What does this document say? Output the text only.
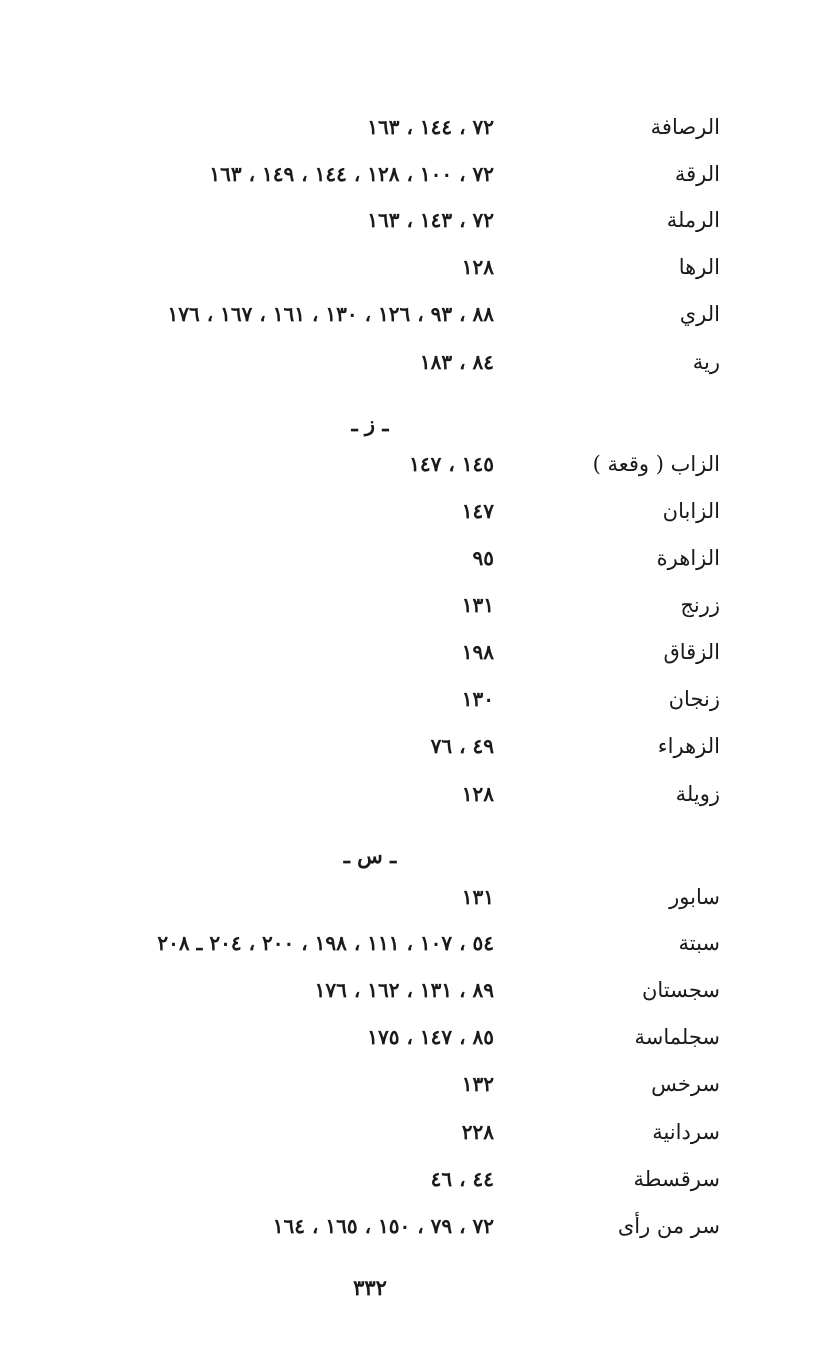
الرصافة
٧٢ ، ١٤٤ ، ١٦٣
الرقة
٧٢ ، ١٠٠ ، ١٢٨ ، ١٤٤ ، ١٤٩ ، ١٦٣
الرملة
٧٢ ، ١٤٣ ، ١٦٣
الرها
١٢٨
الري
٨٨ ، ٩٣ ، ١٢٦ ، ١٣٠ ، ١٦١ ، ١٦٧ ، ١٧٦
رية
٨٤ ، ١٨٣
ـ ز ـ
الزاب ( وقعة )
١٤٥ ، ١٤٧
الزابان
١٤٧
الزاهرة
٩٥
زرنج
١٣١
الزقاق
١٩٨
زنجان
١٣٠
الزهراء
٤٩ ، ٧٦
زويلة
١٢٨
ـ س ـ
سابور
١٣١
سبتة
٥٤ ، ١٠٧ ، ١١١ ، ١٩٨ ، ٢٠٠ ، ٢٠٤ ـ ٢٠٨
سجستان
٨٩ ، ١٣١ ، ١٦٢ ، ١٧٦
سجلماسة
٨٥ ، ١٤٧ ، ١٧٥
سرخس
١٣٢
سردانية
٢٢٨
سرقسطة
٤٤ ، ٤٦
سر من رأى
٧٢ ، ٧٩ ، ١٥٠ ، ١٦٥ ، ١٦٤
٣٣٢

——————————

● WHAT NEEDS TO BE DONE
Using the data above, write out every line exactly, leaving the images behind.

● WRITTEN SOLUTION
What does this document say? Output the text only.
الرصافة
٧٢ ، ١٤٤ ، ١٦٣
الرقة
٧٢ ، ١٠٠ ، ١٢٨ ، ١٤٤ ، ١٤٩ ، ١٦٣
الرملة
٧٢ ، ١٤٣ ، ١٦٣
الرها
١٢٨
الري
٨٨ ، ٩٣ ، ١٢٦ ، ١٣٠ ، ١٦١ ، ١٦٧ ، ١٧٦
رية
٨٤ ، ١٨٣
ـ ز ـ
الزاب ( وقعة )
١٤٥ ، ١٤٧
الزابان
١٤٧
الزاهرة
٩٥
زرنج
١٣١
الزقاق
١٩٨
زنجان
١٣٠
الزهراء
٤٩ ، ٧٦
زويلة
١٢٨
ـ س ـ
سابور
١٣١
سبتة
٥٤ ، ١٠٧ ، ١١١ ، ١٩٨ ، ٢٠٠ ، ٢٠٤ ـ ٢٠٨
سجستان
٨٩ ، ١٣١ ، ١٦٢ ، ١٧٦
سجلماسة
٨٥ ، ١٤٧ ، ١٧٥
سرخس
١٣٢
سردانية
٢٢٨
سرقسطة
٤٤ ، ٤٦
سر من رأى
٧٢ ، ٧٩ ، ١٥٠ ، ١٦٥ ، ١٦٤
٣٣٢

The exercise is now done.